• _YOUR INSTRUCTIONS_
Within the records below, find each line that holds the string "Rapport", then copy it.

** Begin **

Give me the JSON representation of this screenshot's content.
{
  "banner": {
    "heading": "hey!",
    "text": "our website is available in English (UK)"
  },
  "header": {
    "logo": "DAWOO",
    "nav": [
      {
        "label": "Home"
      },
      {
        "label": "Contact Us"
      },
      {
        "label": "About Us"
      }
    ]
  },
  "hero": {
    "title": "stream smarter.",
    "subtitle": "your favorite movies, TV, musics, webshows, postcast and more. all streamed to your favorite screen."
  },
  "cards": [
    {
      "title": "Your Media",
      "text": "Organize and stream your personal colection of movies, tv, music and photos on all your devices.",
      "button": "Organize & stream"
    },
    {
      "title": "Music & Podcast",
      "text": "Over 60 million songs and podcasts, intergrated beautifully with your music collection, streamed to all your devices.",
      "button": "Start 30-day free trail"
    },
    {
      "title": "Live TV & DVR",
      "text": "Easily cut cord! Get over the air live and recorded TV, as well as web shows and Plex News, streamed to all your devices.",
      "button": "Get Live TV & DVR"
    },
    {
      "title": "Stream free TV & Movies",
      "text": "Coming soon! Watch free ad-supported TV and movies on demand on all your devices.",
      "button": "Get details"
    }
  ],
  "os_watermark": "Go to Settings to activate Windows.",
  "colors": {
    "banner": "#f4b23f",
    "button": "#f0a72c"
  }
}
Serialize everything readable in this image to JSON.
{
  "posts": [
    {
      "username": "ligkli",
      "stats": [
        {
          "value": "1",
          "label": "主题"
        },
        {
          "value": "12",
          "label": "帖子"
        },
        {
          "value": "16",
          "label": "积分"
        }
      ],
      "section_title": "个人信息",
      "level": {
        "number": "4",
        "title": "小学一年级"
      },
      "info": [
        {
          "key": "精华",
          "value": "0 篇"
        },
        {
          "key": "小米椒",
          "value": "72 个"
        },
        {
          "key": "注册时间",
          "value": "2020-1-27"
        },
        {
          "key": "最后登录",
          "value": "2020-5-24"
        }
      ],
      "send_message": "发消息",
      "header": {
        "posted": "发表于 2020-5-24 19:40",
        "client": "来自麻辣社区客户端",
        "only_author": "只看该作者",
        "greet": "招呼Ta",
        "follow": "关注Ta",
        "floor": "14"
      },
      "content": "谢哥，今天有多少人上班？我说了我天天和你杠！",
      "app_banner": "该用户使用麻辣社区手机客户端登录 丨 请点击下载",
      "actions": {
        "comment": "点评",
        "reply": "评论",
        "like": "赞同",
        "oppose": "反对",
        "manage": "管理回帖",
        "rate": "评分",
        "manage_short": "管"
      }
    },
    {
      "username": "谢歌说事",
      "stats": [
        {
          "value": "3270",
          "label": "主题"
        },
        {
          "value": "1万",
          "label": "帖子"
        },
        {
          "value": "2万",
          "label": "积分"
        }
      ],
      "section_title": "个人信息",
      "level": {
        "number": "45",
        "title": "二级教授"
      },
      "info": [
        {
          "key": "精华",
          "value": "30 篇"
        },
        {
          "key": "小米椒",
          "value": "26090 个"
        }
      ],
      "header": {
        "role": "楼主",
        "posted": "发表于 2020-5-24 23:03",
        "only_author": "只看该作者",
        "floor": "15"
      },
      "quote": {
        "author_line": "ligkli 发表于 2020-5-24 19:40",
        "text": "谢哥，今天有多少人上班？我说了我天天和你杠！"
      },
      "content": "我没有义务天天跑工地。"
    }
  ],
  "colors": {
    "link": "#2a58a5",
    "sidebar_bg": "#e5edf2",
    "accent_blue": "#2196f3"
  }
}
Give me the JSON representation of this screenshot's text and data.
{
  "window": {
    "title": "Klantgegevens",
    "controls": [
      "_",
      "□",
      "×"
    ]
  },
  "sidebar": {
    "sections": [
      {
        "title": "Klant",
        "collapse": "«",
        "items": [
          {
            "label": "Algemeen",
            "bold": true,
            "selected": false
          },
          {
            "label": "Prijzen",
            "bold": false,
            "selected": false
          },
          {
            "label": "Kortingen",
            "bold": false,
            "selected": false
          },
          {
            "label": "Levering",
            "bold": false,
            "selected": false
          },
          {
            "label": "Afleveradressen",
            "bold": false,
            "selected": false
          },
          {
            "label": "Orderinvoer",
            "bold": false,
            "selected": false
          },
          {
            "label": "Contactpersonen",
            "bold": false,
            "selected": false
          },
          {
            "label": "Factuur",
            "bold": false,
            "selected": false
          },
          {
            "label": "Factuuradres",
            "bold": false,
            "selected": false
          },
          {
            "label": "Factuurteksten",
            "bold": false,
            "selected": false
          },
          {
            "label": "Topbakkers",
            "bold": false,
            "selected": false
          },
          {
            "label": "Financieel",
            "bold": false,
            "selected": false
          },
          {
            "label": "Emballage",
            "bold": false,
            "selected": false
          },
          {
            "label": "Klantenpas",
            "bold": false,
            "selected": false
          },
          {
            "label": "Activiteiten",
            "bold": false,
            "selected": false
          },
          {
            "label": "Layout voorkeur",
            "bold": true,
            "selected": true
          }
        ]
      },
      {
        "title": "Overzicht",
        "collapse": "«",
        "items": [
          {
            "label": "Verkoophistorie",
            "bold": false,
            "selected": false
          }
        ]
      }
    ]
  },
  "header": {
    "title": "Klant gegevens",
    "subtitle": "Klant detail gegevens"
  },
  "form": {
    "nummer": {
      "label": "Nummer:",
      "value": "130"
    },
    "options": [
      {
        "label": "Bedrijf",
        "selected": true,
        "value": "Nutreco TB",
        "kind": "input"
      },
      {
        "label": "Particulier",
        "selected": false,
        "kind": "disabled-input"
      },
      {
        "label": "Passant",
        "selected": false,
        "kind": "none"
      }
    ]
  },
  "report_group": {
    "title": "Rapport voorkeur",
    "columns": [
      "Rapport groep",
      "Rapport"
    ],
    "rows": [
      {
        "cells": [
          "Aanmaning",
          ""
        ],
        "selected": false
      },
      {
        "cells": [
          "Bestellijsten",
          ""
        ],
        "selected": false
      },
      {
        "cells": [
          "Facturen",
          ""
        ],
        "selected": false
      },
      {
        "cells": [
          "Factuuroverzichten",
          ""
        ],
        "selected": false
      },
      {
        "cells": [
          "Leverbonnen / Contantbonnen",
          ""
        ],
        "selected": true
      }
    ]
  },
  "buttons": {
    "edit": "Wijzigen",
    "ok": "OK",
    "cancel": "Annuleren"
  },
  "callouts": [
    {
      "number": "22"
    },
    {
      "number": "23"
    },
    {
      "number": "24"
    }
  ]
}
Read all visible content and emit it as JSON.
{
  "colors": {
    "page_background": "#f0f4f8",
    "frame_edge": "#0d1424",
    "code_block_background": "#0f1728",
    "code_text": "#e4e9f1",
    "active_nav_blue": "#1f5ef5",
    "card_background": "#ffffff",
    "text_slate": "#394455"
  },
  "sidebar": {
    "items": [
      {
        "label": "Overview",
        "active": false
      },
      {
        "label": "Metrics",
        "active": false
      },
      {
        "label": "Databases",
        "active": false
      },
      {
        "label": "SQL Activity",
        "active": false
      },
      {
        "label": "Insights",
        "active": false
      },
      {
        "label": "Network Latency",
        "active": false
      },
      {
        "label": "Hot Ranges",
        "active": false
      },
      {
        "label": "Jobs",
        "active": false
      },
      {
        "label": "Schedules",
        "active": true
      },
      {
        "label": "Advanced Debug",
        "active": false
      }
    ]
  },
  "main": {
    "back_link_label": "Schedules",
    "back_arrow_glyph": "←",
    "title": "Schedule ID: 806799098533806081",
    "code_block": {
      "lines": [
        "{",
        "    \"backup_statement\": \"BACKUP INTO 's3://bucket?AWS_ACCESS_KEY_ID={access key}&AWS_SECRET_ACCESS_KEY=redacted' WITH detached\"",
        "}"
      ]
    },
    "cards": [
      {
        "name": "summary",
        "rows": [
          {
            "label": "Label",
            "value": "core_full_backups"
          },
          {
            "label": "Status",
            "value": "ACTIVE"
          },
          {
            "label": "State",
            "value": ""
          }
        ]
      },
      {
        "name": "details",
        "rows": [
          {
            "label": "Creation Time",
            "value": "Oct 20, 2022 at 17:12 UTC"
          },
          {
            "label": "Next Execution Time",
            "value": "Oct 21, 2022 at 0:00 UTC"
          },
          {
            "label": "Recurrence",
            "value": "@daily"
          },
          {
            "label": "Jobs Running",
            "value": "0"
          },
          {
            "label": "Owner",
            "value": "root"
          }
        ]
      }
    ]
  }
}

** End **

• _EXPECTED ANSWER_
    "title": "Rapport voorkeur",
      "Rapport groep",
      "Rapport"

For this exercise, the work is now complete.